* Supplied records:
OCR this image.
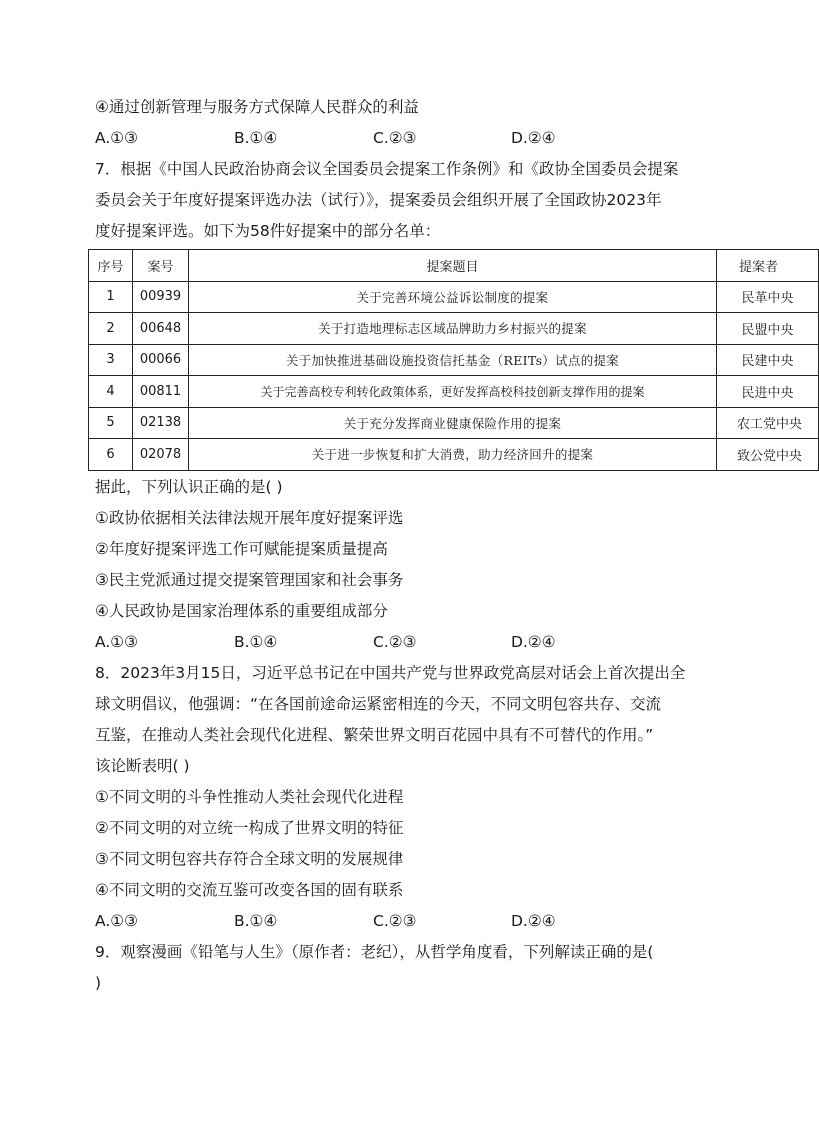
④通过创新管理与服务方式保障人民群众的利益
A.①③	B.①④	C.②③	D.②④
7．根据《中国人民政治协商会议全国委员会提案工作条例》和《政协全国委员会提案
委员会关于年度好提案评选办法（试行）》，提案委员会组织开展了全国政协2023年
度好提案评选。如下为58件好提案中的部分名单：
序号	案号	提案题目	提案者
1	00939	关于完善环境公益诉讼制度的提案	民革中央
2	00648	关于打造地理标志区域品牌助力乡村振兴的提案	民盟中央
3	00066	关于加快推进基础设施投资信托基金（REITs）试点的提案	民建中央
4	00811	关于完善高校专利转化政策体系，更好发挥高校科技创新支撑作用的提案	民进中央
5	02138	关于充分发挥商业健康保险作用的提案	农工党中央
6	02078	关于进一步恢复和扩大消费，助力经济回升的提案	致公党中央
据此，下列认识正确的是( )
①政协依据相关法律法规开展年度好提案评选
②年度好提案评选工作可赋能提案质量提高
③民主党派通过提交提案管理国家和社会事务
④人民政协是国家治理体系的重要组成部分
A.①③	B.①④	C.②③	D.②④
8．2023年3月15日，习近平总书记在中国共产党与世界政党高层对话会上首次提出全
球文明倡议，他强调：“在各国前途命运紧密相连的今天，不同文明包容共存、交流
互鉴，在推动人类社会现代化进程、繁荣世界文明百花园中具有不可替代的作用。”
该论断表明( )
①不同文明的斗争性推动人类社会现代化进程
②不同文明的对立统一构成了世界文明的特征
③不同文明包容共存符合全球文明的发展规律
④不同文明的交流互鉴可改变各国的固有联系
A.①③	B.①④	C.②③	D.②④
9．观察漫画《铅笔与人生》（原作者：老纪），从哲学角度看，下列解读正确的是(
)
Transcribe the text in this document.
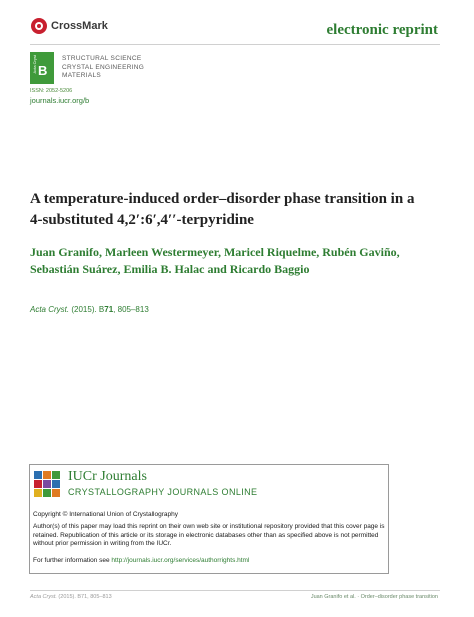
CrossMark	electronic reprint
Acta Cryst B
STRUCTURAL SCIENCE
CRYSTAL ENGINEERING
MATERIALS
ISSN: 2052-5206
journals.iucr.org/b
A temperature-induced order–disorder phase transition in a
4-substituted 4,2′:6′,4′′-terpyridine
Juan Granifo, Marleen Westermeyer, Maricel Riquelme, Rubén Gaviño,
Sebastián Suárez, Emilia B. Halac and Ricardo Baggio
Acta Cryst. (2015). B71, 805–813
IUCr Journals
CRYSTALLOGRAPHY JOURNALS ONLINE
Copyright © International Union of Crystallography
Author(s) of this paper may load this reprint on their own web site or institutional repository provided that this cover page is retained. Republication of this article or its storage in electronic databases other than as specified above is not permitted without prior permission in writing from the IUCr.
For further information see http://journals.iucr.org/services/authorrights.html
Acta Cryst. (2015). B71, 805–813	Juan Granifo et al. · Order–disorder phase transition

* Directions: Show the lines from the data above that contain the string "Granifo".

* Task result:
Juan Granifo, Marleen Westermeyer, Maricel Riquelme, Rubén Gaviño,
Acta Cryst. (2015). B71, 805–813	Juan Granifo et al. · Order–disorder phase transition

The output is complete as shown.